» **Material provided**
begin
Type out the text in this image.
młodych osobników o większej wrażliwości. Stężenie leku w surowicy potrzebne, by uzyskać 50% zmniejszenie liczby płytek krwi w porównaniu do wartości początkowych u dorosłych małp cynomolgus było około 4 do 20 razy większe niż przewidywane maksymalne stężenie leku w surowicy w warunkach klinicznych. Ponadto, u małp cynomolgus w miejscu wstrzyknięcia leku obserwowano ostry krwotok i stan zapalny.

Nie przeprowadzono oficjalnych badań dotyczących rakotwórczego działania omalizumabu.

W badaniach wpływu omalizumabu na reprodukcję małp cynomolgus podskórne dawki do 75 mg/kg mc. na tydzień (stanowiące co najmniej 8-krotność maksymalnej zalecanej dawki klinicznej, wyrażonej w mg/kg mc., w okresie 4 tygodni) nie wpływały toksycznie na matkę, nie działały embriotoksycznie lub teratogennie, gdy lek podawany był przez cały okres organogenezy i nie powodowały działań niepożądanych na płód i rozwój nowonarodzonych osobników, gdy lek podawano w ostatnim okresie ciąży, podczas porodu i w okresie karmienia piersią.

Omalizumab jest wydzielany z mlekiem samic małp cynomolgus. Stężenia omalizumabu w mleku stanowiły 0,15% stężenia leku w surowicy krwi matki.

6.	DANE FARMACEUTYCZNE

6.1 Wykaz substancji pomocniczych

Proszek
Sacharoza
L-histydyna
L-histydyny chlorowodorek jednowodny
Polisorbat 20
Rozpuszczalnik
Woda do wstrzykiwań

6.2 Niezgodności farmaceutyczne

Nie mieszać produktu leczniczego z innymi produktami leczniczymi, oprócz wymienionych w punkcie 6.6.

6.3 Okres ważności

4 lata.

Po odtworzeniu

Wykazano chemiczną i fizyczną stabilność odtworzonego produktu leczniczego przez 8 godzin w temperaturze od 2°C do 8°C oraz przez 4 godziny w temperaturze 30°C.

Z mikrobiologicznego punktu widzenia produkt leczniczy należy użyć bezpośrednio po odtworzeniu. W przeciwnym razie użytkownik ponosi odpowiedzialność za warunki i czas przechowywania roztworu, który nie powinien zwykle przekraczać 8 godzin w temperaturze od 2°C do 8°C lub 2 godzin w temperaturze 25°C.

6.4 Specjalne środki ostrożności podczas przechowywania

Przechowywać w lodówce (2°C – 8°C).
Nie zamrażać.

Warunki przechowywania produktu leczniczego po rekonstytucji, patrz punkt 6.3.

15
end
» **Task brief**
Each record above must be given again exactly.

» **Task result**
Type out the text in this image.
młodych osobników o większej wrażliwości. Stężenie leku w surowicy potrzebne, by uzyskać 50% zmniejszenie liczby płytek krwi w porównaniu do wartości początkowych u dorosłych małp cynomolgus było około 4 do 20 razy większe niż przewidywane maksymalne stężenie leku w surowicy w warunkach klinicznych. Ponadto, u małp cynomolgus w miejscu wstrzyknięcia leku obserwowano ostry krwotok i stan zapalny.

Nie przeprowadzono oficjalnych badań dotyczących rakotwórczego działania omalizumabu.

W badaniach wpływu omalizumabu na reprodukcję małp cynomolgus podskórne dawki do 75 mg/kg mc. na tydzień (stanowiące co najmniej 8-krotność maksymalnej zalecanej dawki klinicznej, wyrażonej w mg/kg mc., w okresie 4 tygodni) nie wpływały toksycznie na matkę, nie działały embriotoksycznie lub teratogennie, gdy lek podawany był przez cały okres organogenezy i nie powodowały działań niepożądanych na płód i rozwój nowonarodzonych osobników, gdy lek podawano w ostatnim okresie ciąży, podczas porodu i w okresie karmienia piersią.

Omalizumab jest wydzielany z mlekiem samic małp cynomolgus. Stężenia omalizumabu w mleku stanowiły 0,15% stężenia leku w surowicy krwi matki.

6.	DANE FARMACEUTYCZNE

6.1 Wykaz substancji pomocniczych

Proszek
Sacharoza
L-histydyna
L-histydyny chlorowodorek jednowodny
Polisorbat 20
Rozpuszczalnik
Woda do wstrzykiwań

6.2 Niezgodności farmaceutyczne

Nie mieszać produktu leczniczego z innymi produktami leczniczymi, oprócz wymienionych w punkcie 6.6.

6.3 Okres ważności

4 lata.

Po odtworzeniu

Wykazano chemiczną i fizyczną stabilność odtworzonego produktu leczniczego przez 8 godzin w temperaturze od 2°C do 8°C oraz przez 4 godziny w temperaturze 30°C.

Z mikrobiologicznego punktu widzenia produkt leczniczy należy użyć bezpośrednio po odtworzeniu. W przeciwnym razie użytkownik ponosi odpowiedzialność za warunki i czas przechowywania roztworu, który nie powinien zwykle przekraczać 8 godzin w temperaturze od 2°C do 8°C lub 2 godzin w temperaturze 25°C.

6.4 Specjalne środki ostrożności podczas przechowywania

Przechowywać w lodówce (2°C – 8°C).
Nie zamrażać.

Warunki przechowywania produktu leczniczego po rekonstytucji, patrz punkt 6.3.

15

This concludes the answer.